--- Begin ---

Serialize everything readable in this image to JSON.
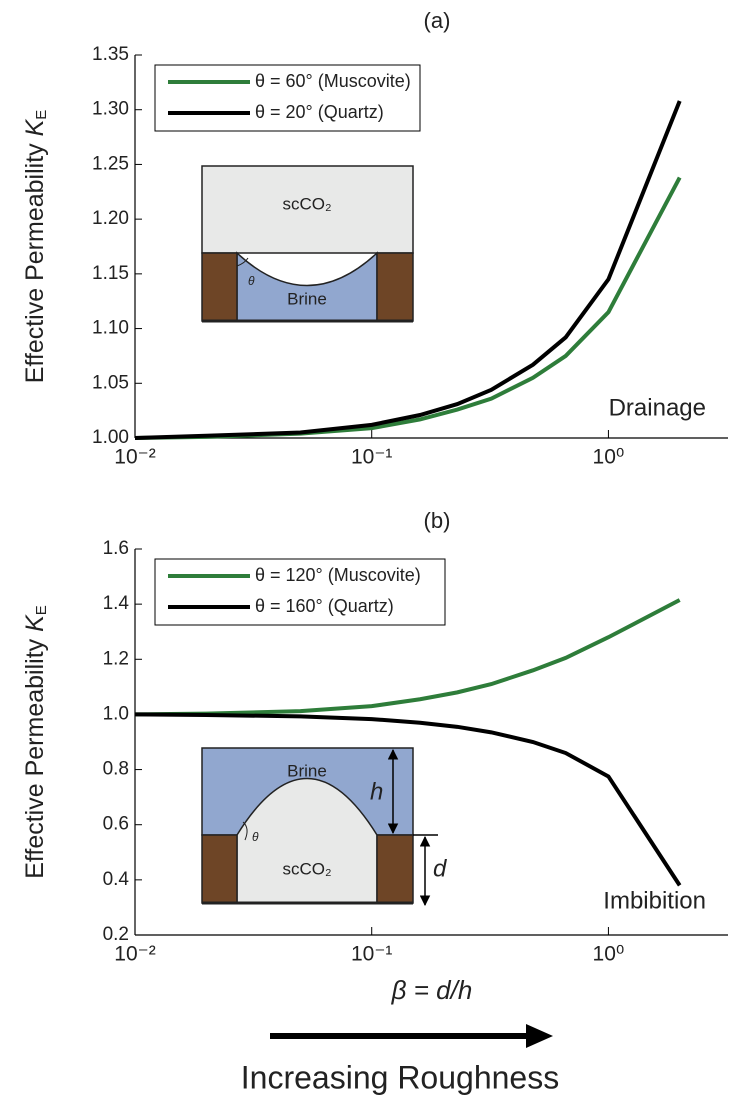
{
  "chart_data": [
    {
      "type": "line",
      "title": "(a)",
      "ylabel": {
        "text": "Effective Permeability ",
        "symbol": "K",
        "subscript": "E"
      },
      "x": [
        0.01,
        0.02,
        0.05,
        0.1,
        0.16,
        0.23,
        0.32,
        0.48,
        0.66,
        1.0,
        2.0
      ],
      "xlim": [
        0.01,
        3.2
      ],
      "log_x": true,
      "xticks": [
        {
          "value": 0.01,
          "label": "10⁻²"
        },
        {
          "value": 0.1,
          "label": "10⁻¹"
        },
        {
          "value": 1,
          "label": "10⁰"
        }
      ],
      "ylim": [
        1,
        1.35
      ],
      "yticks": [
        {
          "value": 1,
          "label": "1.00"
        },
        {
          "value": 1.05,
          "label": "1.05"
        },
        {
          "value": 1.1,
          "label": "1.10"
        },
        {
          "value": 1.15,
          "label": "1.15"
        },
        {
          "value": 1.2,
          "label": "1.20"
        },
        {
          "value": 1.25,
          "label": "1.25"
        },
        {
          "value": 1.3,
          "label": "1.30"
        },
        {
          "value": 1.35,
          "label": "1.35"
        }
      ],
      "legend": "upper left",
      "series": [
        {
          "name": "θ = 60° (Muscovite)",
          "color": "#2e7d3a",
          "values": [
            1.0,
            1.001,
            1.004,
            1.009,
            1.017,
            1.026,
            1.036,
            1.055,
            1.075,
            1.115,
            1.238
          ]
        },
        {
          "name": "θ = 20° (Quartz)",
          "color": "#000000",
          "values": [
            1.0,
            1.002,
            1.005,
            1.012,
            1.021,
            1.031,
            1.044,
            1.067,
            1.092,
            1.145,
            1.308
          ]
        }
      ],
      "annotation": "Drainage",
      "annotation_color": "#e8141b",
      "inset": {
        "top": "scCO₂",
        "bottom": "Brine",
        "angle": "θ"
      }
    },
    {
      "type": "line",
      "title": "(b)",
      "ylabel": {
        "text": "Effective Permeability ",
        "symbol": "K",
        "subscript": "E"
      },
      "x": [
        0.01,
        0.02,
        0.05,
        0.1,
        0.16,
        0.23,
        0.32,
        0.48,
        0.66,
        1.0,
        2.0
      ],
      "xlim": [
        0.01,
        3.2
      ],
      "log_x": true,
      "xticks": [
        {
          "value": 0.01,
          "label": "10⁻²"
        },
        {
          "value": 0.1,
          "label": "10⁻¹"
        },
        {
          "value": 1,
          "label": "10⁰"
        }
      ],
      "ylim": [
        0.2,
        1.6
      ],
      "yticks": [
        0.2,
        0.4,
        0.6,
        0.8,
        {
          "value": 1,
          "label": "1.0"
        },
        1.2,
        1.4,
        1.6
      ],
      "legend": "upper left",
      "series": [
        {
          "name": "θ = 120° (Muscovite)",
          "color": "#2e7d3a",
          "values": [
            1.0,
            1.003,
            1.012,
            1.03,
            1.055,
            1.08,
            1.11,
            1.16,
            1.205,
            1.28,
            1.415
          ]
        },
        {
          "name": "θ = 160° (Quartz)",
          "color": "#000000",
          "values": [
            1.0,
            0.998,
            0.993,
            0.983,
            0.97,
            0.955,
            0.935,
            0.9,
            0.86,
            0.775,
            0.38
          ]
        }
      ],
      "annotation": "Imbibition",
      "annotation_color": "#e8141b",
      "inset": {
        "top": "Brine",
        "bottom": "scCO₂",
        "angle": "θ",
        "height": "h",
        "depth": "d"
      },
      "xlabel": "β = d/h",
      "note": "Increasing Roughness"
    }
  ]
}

--- End ---
--- Begin ---

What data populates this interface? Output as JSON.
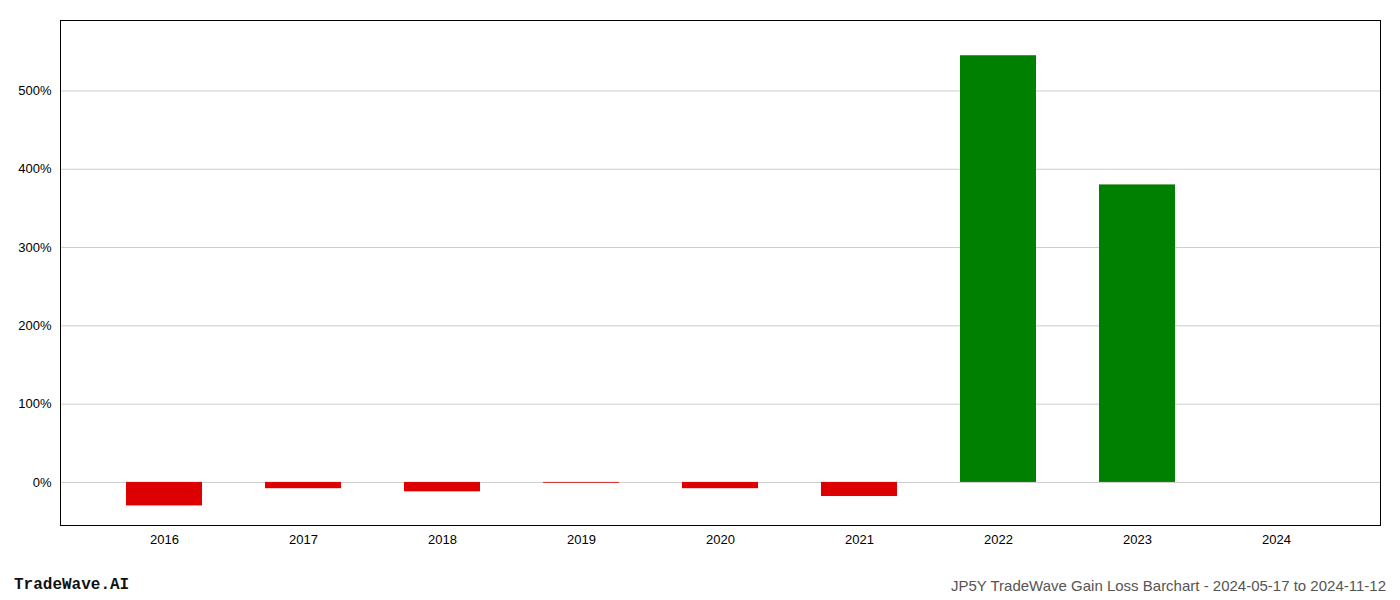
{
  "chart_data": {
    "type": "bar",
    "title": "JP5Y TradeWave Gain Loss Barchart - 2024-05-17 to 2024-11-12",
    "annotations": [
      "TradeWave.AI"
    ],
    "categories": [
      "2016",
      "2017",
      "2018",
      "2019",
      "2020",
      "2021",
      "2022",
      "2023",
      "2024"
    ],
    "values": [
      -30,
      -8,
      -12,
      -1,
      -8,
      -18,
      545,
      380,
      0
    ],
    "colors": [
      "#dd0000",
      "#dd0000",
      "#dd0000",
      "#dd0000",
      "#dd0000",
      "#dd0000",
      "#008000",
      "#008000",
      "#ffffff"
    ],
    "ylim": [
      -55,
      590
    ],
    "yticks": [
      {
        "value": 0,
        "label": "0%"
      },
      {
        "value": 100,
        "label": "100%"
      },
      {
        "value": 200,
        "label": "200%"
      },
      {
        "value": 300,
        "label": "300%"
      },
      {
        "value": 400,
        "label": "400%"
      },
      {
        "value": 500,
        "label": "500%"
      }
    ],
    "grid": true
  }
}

--- End ---
--- Begin ---

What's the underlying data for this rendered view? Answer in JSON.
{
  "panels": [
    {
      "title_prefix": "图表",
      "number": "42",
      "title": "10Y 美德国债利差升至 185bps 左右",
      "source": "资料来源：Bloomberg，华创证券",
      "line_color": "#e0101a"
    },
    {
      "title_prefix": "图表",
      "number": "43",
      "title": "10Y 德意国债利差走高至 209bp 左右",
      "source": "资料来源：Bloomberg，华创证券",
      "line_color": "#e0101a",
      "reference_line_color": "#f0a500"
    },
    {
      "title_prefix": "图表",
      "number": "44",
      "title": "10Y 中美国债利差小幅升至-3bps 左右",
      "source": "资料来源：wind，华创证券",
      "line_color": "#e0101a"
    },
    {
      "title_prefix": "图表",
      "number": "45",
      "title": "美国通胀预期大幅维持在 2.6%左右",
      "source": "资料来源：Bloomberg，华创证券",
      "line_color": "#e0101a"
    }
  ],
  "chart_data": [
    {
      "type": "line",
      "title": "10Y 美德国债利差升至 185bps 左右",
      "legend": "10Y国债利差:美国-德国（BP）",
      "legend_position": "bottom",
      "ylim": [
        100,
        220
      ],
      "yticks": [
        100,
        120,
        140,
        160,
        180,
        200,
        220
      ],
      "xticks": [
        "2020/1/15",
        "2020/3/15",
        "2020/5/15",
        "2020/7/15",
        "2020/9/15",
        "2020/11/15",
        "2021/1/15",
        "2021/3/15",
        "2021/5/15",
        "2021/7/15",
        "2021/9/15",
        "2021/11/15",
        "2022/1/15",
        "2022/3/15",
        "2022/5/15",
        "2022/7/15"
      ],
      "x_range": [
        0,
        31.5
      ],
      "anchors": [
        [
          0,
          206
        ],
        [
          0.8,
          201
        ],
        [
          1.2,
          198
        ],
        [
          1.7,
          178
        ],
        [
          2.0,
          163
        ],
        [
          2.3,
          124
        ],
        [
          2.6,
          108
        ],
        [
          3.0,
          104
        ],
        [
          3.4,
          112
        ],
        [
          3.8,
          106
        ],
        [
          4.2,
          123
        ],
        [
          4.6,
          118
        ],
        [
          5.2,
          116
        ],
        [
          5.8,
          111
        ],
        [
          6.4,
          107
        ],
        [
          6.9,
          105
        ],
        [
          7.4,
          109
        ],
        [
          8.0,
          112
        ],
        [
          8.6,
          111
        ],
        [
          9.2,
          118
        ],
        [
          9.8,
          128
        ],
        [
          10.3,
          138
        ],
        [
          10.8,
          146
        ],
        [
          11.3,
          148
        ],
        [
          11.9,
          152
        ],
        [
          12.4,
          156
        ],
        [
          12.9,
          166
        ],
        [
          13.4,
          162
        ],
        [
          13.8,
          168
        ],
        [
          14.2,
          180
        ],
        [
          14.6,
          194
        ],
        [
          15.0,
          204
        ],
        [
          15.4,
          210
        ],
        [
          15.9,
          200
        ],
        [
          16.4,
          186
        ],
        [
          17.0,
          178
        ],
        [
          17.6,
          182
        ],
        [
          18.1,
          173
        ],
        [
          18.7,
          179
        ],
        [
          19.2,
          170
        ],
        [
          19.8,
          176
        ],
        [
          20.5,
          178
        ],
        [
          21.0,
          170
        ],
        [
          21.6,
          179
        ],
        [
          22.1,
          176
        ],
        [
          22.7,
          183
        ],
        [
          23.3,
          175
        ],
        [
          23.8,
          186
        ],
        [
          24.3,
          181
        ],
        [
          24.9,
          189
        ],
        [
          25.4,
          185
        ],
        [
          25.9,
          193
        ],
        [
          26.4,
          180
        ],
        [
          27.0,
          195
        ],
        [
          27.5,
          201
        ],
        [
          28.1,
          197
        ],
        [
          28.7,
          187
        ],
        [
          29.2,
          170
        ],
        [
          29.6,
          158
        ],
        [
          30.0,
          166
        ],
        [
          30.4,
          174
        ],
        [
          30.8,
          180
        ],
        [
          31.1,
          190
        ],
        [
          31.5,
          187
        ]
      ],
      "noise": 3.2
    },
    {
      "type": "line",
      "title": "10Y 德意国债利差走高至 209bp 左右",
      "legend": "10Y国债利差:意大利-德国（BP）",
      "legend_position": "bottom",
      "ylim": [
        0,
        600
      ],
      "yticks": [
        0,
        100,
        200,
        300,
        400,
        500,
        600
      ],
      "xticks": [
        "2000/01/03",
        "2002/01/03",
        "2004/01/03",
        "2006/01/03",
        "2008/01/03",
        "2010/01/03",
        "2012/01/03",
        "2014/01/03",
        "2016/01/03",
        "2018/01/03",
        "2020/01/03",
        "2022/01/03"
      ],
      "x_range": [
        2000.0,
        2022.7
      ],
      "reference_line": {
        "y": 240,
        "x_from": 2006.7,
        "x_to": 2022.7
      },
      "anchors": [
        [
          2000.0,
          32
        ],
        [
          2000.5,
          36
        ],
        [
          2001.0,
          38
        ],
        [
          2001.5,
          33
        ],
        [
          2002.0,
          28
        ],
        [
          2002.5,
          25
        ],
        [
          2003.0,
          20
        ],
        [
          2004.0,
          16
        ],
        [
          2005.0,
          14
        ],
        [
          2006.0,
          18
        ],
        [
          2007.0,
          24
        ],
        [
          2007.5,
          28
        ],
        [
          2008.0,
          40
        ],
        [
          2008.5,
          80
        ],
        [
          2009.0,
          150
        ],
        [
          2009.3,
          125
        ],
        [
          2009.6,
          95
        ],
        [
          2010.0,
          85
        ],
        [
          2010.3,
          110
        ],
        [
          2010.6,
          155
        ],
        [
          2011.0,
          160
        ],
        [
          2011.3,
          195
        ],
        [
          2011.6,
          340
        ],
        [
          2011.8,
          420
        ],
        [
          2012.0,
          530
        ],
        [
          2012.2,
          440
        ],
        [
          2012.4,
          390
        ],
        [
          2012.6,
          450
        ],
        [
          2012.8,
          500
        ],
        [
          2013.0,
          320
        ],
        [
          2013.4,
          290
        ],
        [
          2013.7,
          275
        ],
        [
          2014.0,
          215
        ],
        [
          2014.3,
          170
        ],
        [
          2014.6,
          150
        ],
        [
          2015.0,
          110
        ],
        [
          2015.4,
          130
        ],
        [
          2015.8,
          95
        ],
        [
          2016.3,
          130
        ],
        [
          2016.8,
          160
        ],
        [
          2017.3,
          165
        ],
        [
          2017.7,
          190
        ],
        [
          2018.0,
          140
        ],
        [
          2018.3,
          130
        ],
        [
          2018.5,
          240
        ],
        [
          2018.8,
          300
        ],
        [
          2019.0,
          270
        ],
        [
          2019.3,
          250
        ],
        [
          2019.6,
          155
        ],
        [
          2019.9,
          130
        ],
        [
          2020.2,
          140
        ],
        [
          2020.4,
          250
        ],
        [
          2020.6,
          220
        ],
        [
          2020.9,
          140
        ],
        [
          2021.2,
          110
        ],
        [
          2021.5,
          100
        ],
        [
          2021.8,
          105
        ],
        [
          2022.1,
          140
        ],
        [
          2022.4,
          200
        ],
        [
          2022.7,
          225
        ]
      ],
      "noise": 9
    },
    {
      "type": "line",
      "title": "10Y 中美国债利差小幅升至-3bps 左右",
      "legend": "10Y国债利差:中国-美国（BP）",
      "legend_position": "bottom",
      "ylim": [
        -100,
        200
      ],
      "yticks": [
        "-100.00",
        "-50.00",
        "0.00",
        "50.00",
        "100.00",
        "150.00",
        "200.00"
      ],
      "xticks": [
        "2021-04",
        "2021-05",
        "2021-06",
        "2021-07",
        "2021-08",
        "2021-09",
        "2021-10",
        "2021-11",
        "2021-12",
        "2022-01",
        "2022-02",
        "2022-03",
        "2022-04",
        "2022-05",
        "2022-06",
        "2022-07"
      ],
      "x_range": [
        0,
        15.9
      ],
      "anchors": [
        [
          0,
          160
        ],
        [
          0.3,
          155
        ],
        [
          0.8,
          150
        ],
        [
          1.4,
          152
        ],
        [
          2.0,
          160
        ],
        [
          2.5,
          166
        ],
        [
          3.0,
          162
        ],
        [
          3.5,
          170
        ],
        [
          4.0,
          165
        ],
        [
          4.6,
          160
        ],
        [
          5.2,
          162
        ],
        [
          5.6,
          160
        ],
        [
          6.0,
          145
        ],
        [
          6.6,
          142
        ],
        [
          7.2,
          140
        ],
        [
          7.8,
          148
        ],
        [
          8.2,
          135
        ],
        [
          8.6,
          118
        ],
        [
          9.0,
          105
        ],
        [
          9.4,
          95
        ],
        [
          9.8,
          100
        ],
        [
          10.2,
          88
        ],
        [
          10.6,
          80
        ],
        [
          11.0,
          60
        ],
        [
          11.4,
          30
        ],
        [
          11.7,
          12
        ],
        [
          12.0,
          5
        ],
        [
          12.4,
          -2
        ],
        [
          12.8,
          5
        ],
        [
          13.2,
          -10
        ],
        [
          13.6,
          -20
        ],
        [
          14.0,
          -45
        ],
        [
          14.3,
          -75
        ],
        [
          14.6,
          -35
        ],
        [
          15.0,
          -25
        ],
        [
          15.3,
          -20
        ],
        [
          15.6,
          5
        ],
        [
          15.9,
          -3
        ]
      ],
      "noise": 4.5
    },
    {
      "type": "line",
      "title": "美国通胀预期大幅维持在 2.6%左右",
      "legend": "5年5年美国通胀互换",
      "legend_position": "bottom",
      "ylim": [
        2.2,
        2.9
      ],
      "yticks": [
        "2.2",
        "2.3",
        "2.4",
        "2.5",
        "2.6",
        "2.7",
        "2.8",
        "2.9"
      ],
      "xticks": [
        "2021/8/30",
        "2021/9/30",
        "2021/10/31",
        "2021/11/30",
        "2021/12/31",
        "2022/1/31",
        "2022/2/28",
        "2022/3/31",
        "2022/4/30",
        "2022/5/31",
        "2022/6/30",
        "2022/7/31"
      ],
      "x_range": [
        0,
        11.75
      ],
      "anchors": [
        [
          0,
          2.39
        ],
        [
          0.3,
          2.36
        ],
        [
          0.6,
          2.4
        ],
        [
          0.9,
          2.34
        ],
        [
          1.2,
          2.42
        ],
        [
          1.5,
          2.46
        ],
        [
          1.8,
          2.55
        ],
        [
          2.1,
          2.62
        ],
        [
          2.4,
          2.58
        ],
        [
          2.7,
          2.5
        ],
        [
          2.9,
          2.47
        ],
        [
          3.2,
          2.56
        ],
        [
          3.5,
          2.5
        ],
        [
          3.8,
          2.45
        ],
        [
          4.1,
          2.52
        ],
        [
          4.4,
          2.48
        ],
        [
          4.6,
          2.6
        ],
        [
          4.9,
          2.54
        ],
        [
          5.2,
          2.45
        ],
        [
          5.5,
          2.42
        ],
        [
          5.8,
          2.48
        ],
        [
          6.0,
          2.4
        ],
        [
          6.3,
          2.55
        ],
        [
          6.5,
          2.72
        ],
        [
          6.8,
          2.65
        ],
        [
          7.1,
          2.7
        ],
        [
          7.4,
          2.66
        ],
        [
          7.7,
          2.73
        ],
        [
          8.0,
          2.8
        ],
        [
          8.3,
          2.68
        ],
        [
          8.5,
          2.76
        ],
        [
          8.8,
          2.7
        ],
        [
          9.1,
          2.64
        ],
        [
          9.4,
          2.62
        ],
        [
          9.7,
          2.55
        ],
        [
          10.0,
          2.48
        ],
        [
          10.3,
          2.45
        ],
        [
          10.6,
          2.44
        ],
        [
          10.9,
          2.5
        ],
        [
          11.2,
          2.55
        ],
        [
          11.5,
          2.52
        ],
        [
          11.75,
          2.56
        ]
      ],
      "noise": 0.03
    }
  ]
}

--- End ---

**YOUR INSTRUCTIONS**
All lines that include "What" are to be gathered and copied.

**TASK OUTPUT**
What data populates this interface? Output as JSON.
What's the underlying data for this rendered view? Answer in JSON.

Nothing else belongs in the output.